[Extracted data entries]
## START
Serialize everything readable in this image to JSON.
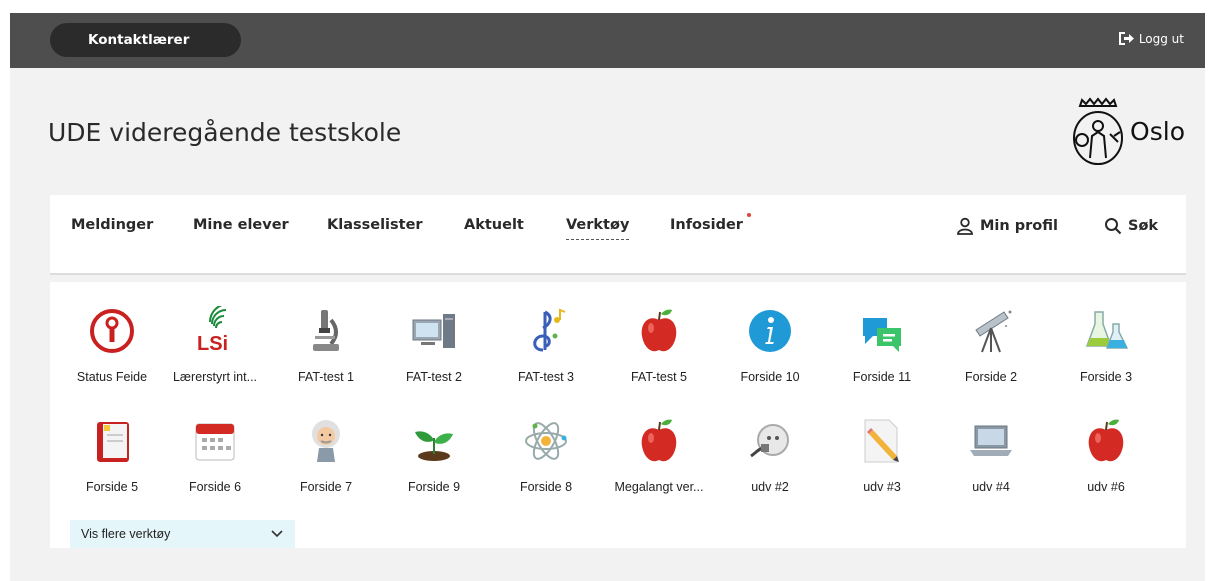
{
  "topbar": {
    "role_label": "Kontaktlærer",
    "logout_label": "Logg ut"
  },
  "header": {
    "school_title": "UDE videregående testskole",
    "logo_text": "Oslo"
  },
  "nav": {
    "items": [
      "Meldinger",
      "Mine elever",
      "Klasselister",
      "Aktuelt",
      "Verktøy",
      "Infosider"
    ],
    "active": "Verktøy",
    "profile_label": "Min profil",
    "search_label": "Søk"
  },
  "tools": {
    "row1": [
      {
        "label": "Status Feide",
        "icon": "status-feide-icon"
      },
      {
        "label": "Lærerstyrt int...",
        "icon": "lsi-icon"
      },
      {
        "label": "FAT-test 1",
        "icon": "microscope-icon"
      },
      {
        "label": "FAT-test 2",
        "icon": "computer-icon"
      },
      {
        "label": "FAT-test 3",
        "icon": "music-note-icon"
      },
      {
        "label": "FAT-test 5",
        "icon": "apple-icon"
      },
      {
        "label": "Forside 10",
        "icon": "info-icon"
      },
      {
        "label": "Forside 11",
        "icon": "chat-bubbles-icon"
      },
      {
        "label": "Forside 2",
        "icon": "telescope-icon"
      },
      {
        "label": "Forside 3",
        "icon": "flasks-icon"
      }
    ],
    "row2": [
      {
        "label": "Forside 5",
        "icon": "notebook-icon"
      },
      {
        "label": "Forside 6",
        "icon": "calendar-icon"
      },
      {
        "label": "Forside 7",
        "icon": "einstein-icon"
      },
      {
        "label": "Forside 9",
        "icon": "seedling-icon"
      },
      {
        "label": "Forside 8",
        "icon": "atom-icon"
      },
      {
        "label": "Megalangt ver...",
        "icon": "apple-icon"
      },
      {
        "label": "udv #2",
        "icon": "power-plug-icon"
      },
      {
        "label": "udv #3",
        "icon": "pencil-paper-icon"
      },
      {
        "label": "udv #4",
        "icon": "laptop-icon"
      },
      {
        "label": "udv #6",
        "icon": "apple-icon"
      }
    ],
    "more_label": "Vis flere verktøy"
  },
  "colors": {
    "topbar": "#4e4e4e",
    "pill": "#2b2b2b",
    "page_bg": "#f2f2f2",
    "notification_dot": "#e0413f",
    "more_button_bg": "#e5f6fa"
  }
}
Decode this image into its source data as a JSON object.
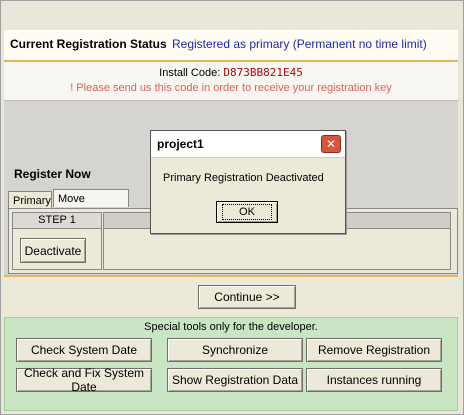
{
  "status": {
    "label": "Current Registration Status",
    "value": "Registered as primary (Permanent no time limit)"
  },
  "install": {
    "label": "Install Code:",
    "code": "D873BB821E45",
    "note": "!  Please send us this code in order to receive your registration key"
  },
  "register": {
    "heading": "Register Now",
    "tabs": [
      {
        "label": "Primary",
        "selected": false
      },
      {
        "label": "Move Primary",
        "selected": true
      }
    ],
    "step_label": "STEP 1",
    "deactivate_label": "Deactivate"
  },
  "continue_label": "Continue >>",
  "developer": {
    "caption": "Special tools only for the developer.",
    "buttons": [
      "Check System Date",
      "Synchronize",
      "Remove Registration",
      "Check and Fix System Date",
      "Show Registration Data",
      "Instances running"
    ]
  },
  "dialog": {
    "title": "project1",
    "message": "Primary Registration Deactivated",
    "ok_label": "OK",
    "close_icon": "close-icon"
  },
  "colors": {
    "status_value": "#1d2aa8",
    "install_code": "#a50c0c",
    "note": "#e0605a",
    "developer_bg": "#c8e6c3",
    "accent_line": "#e8b45a"
  }
}
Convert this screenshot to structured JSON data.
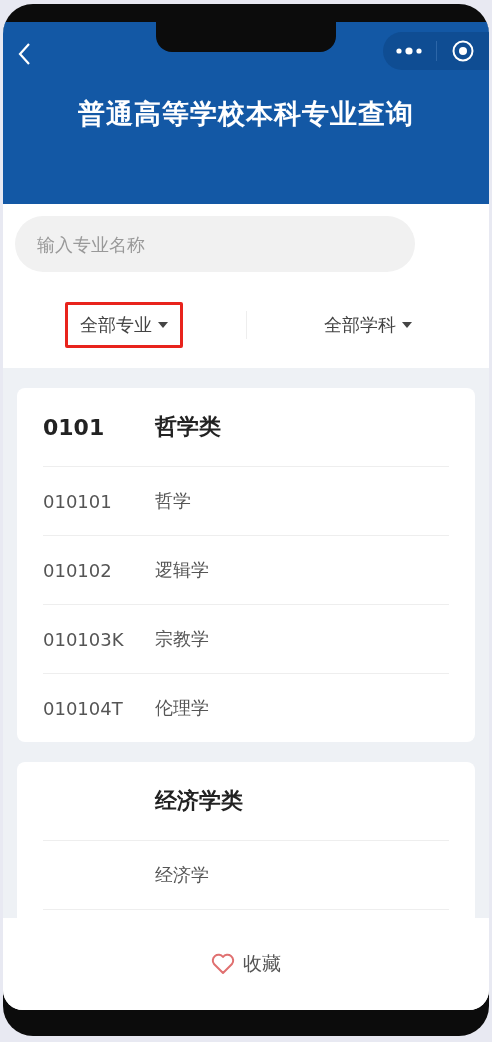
{
  "header": {
    "title": "普通高等学校本科专业查询"
  },
  "search": {
    "placeholder": "输入专业名称"
  },
  "filters": [
    {
      "label": "全部专业",
      "highlighted": true
    },
    {
      "label": "全部学科",
      "highlighted": false
    }
  ],
  "groups": [
    {
      "code": "0101",
      "name": "哲学类",
      "majors": [
        {
          "code": "010101",
          "name": "哲学"
        },
        {
          "code": "010102",
          "name": "逻辑学"
        },
        {
          "code": "010103K",
          "name": "宗教学"
        },
        {
          "code": "010104T",
          "name": "伦理学"
        }
      ]
    },
    {
      "name": "经济学类",
      "majors": [
        {
          "name": "经济学"
        }
      ]
    }
  ],
  "bottom_bar": {
    "label": "收藏"
  }
}
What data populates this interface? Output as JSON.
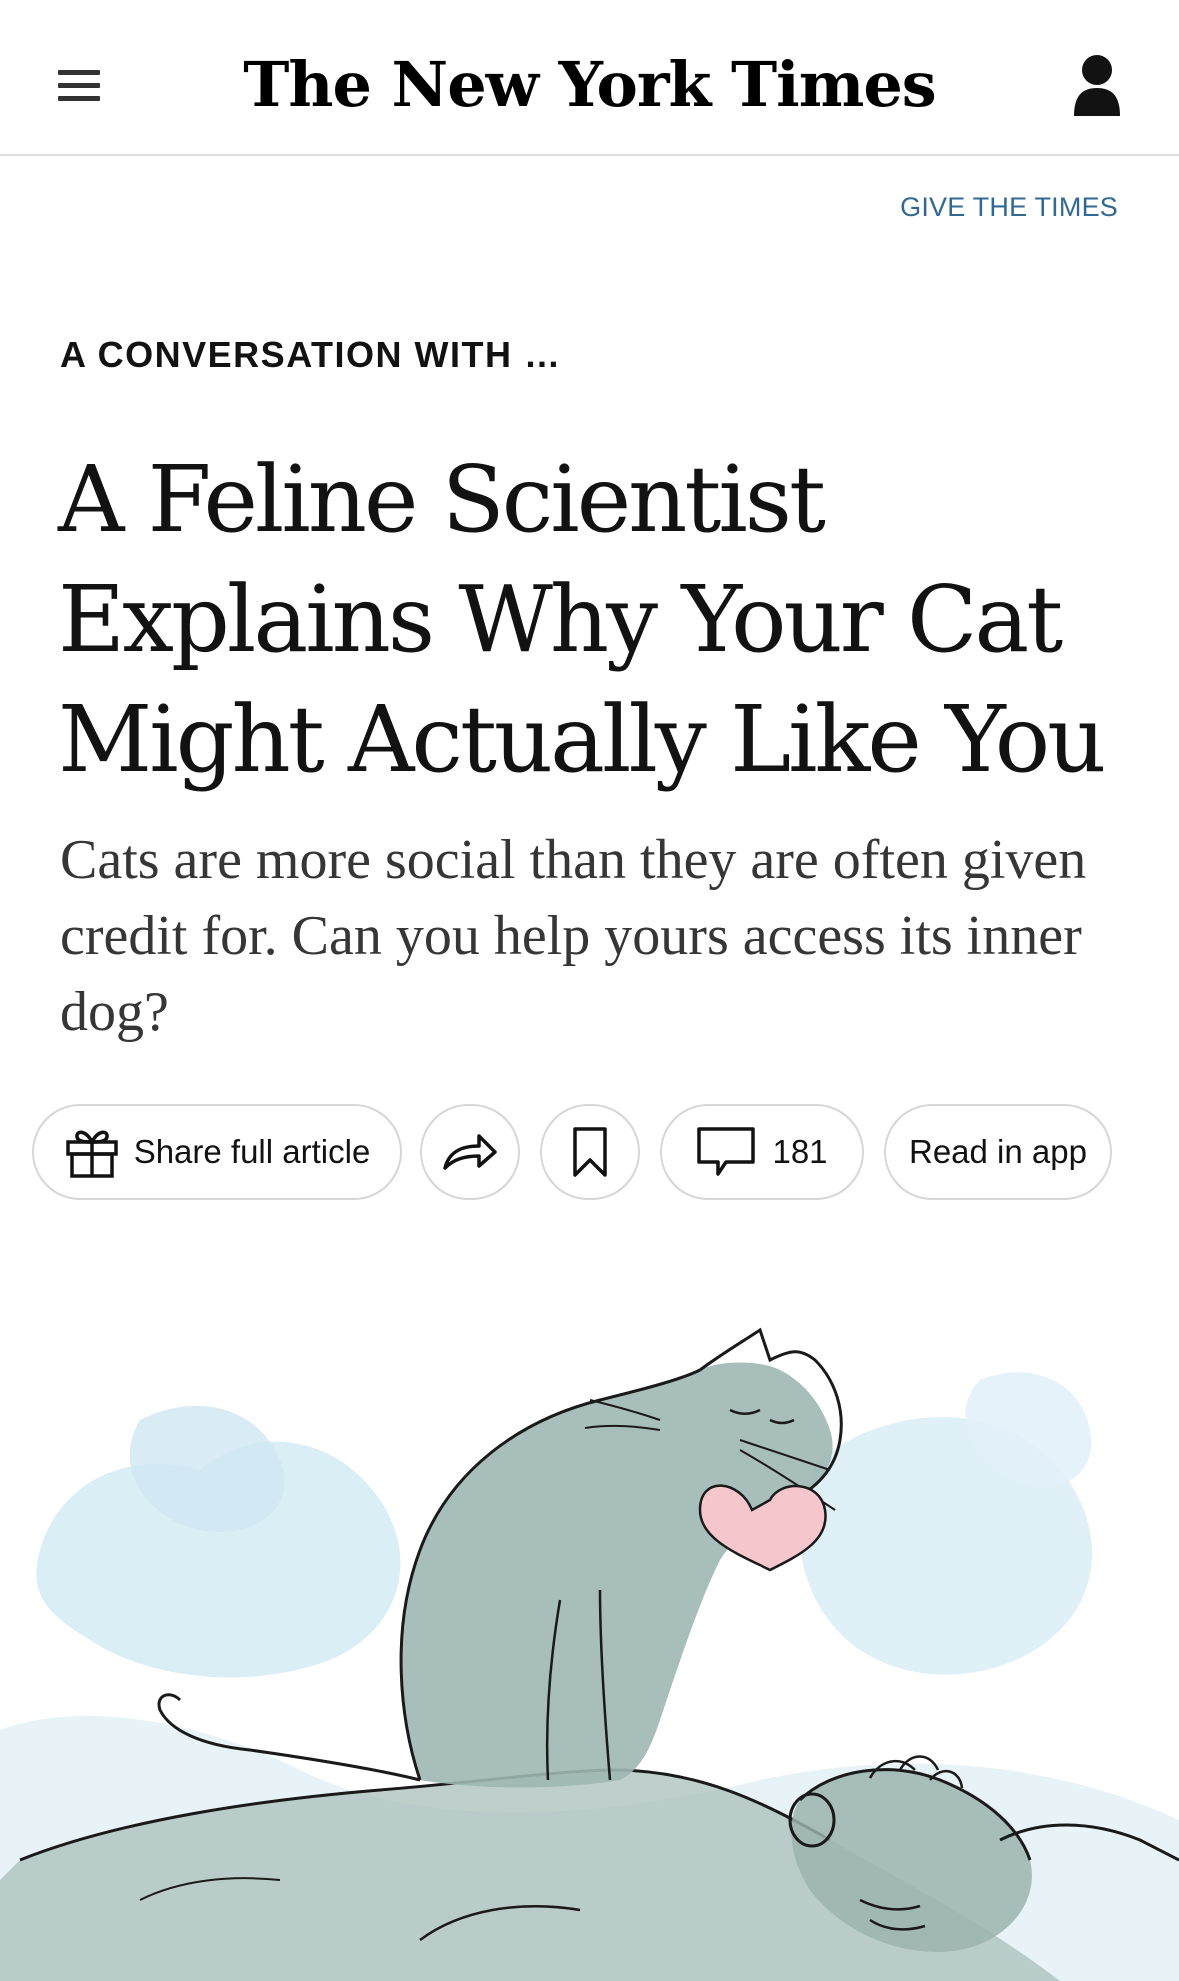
## END
**GOAL:** Reproduce each line word for word and drop the pictures.

**OUTPUT:**
Serialize everything readable in this image to JSON.
{
  "topbar": {
    "role_label": "Kontaktlærer",
    "logout_label": "Logg ut"
  },
  "header": {
    "school_title": "UDE videregående testskole",
    "logo_text": "Oslo"
  },
  "nav": {
    "items": [
      "Meldinger",
      "Mine elever",
      "Klasselister",
      "Aktuelt",
      "Verktøy",
      "Infosider"
    ],
    "active": "Verktøy",
    "profile_label": "Min profil",
    "search_label": "Søk"
  },
  "tools": {
    "row1": [
      {
        "label": "Status Feide",
        "icon": "status-feide-icon"
      },
      {
        "label": "Lærerstyrt int...",
        "icon": "lsi-icon"
      },
      {
        "label": "FAT-test 1",
        "icon": "microscope-icon"
      },
      {
        "label": "FAT-test 2",
        "icon": "computer-icon"
      },
      {
        "label": "FAT-test 3",
        "icon": "music-note-icon"
      },
      {
        "label": "FAT-test 5",
        "icon": "apple-icon"
      },
      {
        "label": "Forside 10",
        "icon": "info-icon"
      },
      {
        "label": "Forside 11",
        "icon": "chat-bubbles-icon"
      },
      {
        "label": "Forside 2",
        "icon": "telescope-icon"
      },
      {
        "label": "Forside 3",
        "icon": "flasks-icon"
      }
    ],
    "row2": [
      {
        "label": "Forside 5",
        "icon": "notebook-icon"
      },
      {
        "label": "Forside 6",
        "icon": "calendar-icon"
      },
      {
        "label": "Forside 7",
        "icon": "einstein-icon"
      },
      {
        "label": "Forside 9",
        "icon": "seedling-icon"
      },
      {
        "label": "Forside 8",
        "icon": "atom-icon"
      },
      {
        "label": "Megalangt ver...",
        "icon": "apple-icon"
      },
      {
        "label": "udv #2",
        "icon": "power-plug-icon"
      },
      {
        "label": "udv #3",
        "icon": "pencil-paper-icon"
      },
      {
        "label": "udv #4",
        "icon": "laptop-icon"
      },
      {
        "label": "udv #6",
        "icon": "apple-icon"
      }
    ],
    "more_label": "Vis flere verktøy"
  },
  "colors": {
    "topbar": "#4e4e4e",
    "pill": "#2b2b2b",
    "page_bg": "#f2f2f2",
    "notification_dot": "#e0413f",
    "more_button_bg": "#e5f6fa"
  }
}
Decode this image into its source data as a JSON object.
{
  "status": {
    "label": "Current Registration Status",
    "value": "Registered as primary (Permanent no time limit)"
  },
  "install": {
    "label": "Install Code:",
    "code": "D873BB821E45",
    "note": "!  Please send us this code in order to receive your registration key"
  },
  "register": {
    "heading": "Register Now",
    "tabs": [
      {
        "label": "Primary",
        "selected": false
      },
      {
        "label": "Move Primary",
        "selected": true
      }
    ],
    "step_label": "STEP 1",
    "deactivate_label": "Deactivate"
  },
  "continue_label": "Continue >>",
  "developer": {
    "caption": "Special tools only for the developer.",
    "buttons": [
      "Check System Date",
      "Synchronize",
      "Remove Registration",
      "Check and Fix System Date",
      "Show Registration Data",
      "Instances running"
    ]
  },
  "dialog": {
    "title": "project1",
    "message": "Primary Registration Deactivated",
    "ok_label": "OK",
    "close_icon": "close-icon"
  },
  "colors": {
    "status_value": "#1d2aa8",
    "install_code": "#a50c0c",
    "note": "#e0605a",
    "developer_bg": "#c8e6c3",
    "accent_line": "#e8b45a"
  }
}
Convert this screenshot to structured JSON data.
{
  "header": {
    "title": "普通高等学校本科专业查询"
  },
  "search": {
    "placeholder": "输入专业名称"
  },
  "filters": [
    {
      "label": "全部专业",
      "highlighted": true
    },
    {
      "label": "全部学科",
      "highlighted": false
    }
  ],
  "groups": [
    {
      "code": "0101",
      "name": "哲学类",
      "majors": [
        {
          "code": "010101",
          "name": "哲学"
        },
        {
          "code": "010102",
          "name": "逻辑学"
        },
        {
          "code": "010103K",
          "name": "宗教学"
        },
        {
          "code": "010104T",
          "name": "伦理学"
        }
      ]
    },
    {
      "name": "经济学类",
      "majors": [
        {
          "name": "经济学"
        }
      ]
    }
  ],
  "bottom_bar": {
    "label": "收藏"
  }
}
What data populates this interface? Output as JSON.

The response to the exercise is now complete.